• [Brano da leggere]
--------------------------------

Ocean Array Cleanup, la macchina che pulirà gli oceani dalla plastica



La rivoluzionaria macchina per pulire gli oceani dalla plastica ideata da Boyan Slat è pronta, e sta per salpare: Ocean Array Cleanup è pronto a rimuovere i rifiuti plastici che inquinano i mari di tutto il mondo. Aveva soltanto 19 anni Boyan Slat cinque anni fa, quando ebbe per la prima volta l’idea del meccanismo per ripulire i mari. Nonostante i dubbi iniziali sul suo progetto, l’idea del ragazzo si è rivelata efficiente dopo uno studio di fattibilità durato due anni.

Dunque, tra qualche settimana il suo sistema di raccolta dei rifiuti salperà da San Francisco diretto verso il Great Pacific Garbage Patch, a metà strada tra la California e le Hawaii. Saranno necessarie circa tre settimane per raggiungere l’isola di plastica dell’Oceano pacifico, e il sistema dovrebbe essere operativo entro la fine dell’estate.

Sul sito ufficiale si legge:

“Dopo i necessari perfezionamenti del nostro progetto attraverso una serie di test on-shore e offshore, implementeremo il nostro primo sistema di pulizia nel Great Pacific Garbage Patch. Dopodiché ne monitoreremo e valuteremo il comportamento. Tutte le lezioni apprese verranno applicate al sistema successivo, poiché implementeremo gradualmente più sistemi fino a raggiungere il dispiegamento su vasta scala entro il 2020”.

--------------------------------

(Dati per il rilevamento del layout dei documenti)
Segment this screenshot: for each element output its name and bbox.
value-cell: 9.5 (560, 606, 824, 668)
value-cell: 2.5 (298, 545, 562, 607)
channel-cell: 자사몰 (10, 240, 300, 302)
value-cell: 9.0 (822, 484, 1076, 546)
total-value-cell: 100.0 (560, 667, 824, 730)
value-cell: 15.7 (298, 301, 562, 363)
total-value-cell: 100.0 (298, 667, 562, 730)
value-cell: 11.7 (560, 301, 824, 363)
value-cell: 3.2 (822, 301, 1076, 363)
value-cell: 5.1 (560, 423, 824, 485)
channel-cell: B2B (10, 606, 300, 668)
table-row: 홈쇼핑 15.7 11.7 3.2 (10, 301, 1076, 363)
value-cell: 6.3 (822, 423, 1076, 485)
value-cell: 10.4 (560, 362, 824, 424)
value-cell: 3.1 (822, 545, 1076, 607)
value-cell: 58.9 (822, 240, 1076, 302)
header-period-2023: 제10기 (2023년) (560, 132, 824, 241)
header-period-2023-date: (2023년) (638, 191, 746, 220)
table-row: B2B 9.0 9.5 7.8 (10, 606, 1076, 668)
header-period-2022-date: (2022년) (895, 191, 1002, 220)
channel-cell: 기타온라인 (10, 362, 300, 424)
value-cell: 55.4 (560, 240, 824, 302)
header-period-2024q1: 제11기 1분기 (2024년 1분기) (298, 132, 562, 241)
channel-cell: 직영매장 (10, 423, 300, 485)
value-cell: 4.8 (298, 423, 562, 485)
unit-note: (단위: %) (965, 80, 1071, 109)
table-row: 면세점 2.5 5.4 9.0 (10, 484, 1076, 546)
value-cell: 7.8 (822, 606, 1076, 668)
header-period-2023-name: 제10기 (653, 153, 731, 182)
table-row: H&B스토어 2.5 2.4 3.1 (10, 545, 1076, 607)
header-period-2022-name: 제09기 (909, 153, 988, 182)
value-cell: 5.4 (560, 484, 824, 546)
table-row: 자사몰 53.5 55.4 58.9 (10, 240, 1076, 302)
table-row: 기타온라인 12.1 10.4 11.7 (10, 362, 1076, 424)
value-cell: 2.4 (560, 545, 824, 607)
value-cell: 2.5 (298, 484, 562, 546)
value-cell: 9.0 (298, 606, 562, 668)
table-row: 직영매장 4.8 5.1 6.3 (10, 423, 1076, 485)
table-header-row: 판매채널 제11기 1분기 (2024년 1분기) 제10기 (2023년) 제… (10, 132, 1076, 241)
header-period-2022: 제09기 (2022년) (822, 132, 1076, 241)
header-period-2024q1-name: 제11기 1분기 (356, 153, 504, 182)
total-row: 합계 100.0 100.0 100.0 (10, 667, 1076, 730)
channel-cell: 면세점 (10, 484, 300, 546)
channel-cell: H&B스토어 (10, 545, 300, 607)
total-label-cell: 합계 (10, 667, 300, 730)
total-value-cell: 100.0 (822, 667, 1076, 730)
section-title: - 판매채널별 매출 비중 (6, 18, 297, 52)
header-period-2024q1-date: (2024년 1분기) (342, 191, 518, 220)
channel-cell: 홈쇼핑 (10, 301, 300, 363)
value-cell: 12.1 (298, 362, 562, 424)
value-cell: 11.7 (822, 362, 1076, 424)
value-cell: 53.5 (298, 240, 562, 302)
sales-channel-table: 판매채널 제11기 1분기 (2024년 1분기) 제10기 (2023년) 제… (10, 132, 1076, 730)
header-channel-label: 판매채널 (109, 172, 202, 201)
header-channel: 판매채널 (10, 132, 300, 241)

--------------------------------

• [Cosa produrre] Prosegui il brano sulla macchina Ocean Array Cleanup a partire dal punto in cui si interrompe.

• [Spazio risposta]
La macchina Ocean Array Cleanup sfrutta le correnti del mare per far sì che i rifiuti di plastica si accumulino nelle piattaforme, e il mare si pulisca da sé. Il sistema è composto da una catena di barriere galleggianti della lunghezza di due chilometri poste in favore di corrente, senza reti, che possono raccogliere passivamente i rifiuti e convogliarli verso la parte centrale. Una volta al mese una barca andrà a raccogliere i rifiuti spinti all’interno della macchina. “Le forze che spostano la plastica sono le stesse che muovono i sistemi di pulizia, in altre parole, dove va la plastica, vanno automaticamente anche i sistemi di pulizia”.

Il sistema è a impatto zero: affidandosi alle correnti oceaniche, non richiederà una fonte di energia esterna. L’unica fonte di energia utilizzata sarà quella solare. Secondo i modelli e i test della Ocean Cleanup, la macchina potrebbe ripulire fino al 50% del Great Pacific Garbage Patch in 5 anni.